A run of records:
****************************************

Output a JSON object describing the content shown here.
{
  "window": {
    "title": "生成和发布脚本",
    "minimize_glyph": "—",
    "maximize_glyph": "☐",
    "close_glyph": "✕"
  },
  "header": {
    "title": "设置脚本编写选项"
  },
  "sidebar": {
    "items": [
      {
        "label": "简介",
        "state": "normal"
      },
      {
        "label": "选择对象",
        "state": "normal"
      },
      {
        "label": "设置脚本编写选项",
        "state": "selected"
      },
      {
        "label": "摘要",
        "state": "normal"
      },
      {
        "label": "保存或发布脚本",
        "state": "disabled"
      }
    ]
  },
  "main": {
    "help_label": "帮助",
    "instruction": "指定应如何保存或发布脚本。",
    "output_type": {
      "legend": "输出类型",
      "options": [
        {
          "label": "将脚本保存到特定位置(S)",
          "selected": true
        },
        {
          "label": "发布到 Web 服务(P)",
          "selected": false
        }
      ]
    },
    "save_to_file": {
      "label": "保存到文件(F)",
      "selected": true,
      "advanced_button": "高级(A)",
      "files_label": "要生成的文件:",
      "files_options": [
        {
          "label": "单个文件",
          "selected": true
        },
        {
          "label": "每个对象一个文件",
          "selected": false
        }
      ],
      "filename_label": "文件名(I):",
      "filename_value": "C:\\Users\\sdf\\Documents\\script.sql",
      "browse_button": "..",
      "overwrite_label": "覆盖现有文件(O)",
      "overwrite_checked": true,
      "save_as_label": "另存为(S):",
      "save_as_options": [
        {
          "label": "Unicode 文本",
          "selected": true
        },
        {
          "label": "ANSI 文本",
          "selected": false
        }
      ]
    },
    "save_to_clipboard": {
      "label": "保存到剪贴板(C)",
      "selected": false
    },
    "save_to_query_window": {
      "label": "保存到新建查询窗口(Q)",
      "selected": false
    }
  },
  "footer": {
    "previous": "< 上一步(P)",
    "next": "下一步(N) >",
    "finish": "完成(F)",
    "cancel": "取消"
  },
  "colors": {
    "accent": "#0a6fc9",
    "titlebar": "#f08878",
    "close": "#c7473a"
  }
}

****************************************

DIRECTIONS FOR THIS TASK ▸ Return each entry from the material above exactly as it appears.

EXPECTED ANSWER ▸
Output a JSON object describing the content shown here.
{
  "window": {
    "title": "生成和发布脚本",
    "minimize_glyph": "—",
    "maximize_glyph": "☐",
    "close_glyph": "✕"
  },
  "header": {
    "title": "设置脚本编写选项"
  },
  "sidebar": {
    "items": [
      {
        "label": "简介",
        "state": "normal"
      },
      {
        "label": "选择对象",
        "state": "normal"
      },
      {
        "label": "设置脚本编写选项",
        "state": "selected"
      },
      {
        "label": "摘要",
        "state": "normal"
      },
      {
        "label": "保存或发布脚本",
        "state": "disabled"
      }
    ]
  },
  "main": {
    "help_label": "帮助",
    "instruction": "指定应如何保存或发布脚本。",
    "output_type": {
      "legend": "输出类型",
      "options": [
        {
          "label": "将脚本保存到特定位置(S)",
          "selected": true
        },
        {
          "label": "发布到 Web 服务(P)",
          "selected": false
        }
      ]
    },
    "save_to_file": {
      "label": "保存到文件(F)",
      "selected": true,
      "advanced_button": "高级(A)",
      "files_label": "要生成的文件:",
      "files_options": [
        {
          "label": "单个文件",
          "selected": true
        },
        {
          "label": "每个对象一个文件",
          "selected": false
        }
      ],
      "filename_label": "文件名(I):",
      "filename_value": "C:\\Users\\sdf\\Documents\\script.sql",
      "browse_button": "..",
      "overwrite_label": "覆盖现有文件(O)",
      "overwrite_checked": true,
      "save_as_label": "另存为(S):",
      "save_as_options": [
        {
          "label": "Unicode 文本",
          "selected": true
        },
        {
          "label": "ANSI 文本",
          "selected": false
        }
      ]
    },
    "save_to_clipboard": {
      "label": "保存到剪贴板(C)",
      "selected": false
    },
    "save_to_query_window": {
      "label": "保存到新建查询窗口(Q)",
      "selected": false
    }
  },
  "footer": {
    "previous": "< 上一步(P)",
    "next": "下一步(N) >",
    "finish": "完成(F)",
    "cancel": "取消"
  },
  "colors": {
    "accent": "#0a6fc9",
    "titlebar": "#f08878",
    "close": "#c7473a"
  }
}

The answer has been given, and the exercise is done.